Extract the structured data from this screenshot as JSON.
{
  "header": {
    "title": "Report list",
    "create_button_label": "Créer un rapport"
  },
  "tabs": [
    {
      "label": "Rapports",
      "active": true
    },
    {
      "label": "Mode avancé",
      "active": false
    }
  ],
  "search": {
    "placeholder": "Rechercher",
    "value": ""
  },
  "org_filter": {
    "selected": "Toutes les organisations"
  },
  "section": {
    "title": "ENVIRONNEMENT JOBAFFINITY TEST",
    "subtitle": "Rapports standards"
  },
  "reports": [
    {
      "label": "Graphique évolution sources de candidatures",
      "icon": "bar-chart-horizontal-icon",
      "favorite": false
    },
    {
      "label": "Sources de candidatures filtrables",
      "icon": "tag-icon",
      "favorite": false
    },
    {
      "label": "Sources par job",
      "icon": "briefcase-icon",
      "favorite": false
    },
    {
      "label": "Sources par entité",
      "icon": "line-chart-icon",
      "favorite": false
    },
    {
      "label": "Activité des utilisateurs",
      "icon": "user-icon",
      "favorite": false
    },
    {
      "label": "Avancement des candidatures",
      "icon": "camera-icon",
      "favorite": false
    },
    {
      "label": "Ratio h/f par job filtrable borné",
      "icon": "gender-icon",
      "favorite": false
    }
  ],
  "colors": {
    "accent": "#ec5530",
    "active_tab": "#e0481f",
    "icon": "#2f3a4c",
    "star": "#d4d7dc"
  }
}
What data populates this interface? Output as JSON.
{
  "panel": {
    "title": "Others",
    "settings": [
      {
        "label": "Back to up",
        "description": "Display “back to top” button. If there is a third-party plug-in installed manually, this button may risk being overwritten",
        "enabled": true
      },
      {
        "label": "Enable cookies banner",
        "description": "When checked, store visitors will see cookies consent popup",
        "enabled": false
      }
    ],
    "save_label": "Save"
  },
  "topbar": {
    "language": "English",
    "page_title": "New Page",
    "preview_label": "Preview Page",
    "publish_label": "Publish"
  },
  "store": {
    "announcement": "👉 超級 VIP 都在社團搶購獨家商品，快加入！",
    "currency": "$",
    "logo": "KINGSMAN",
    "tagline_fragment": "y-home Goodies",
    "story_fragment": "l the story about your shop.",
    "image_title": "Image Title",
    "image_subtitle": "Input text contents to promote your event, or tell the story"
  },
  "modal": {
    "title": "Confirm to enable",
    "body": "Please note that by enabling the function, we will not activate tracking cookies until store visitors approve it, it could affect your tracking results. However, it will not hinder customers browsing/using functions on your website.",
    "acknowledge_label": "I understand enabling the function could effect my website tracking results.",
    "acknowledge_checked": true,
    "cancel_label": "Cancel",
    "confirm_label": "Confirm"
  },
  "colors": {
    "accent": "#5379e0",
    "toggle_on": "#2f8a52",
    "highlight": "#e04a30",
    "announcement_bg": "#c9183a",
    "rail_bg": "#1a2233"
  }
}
* * *
Across the material above, count every line holding "data" and write down only the number.

2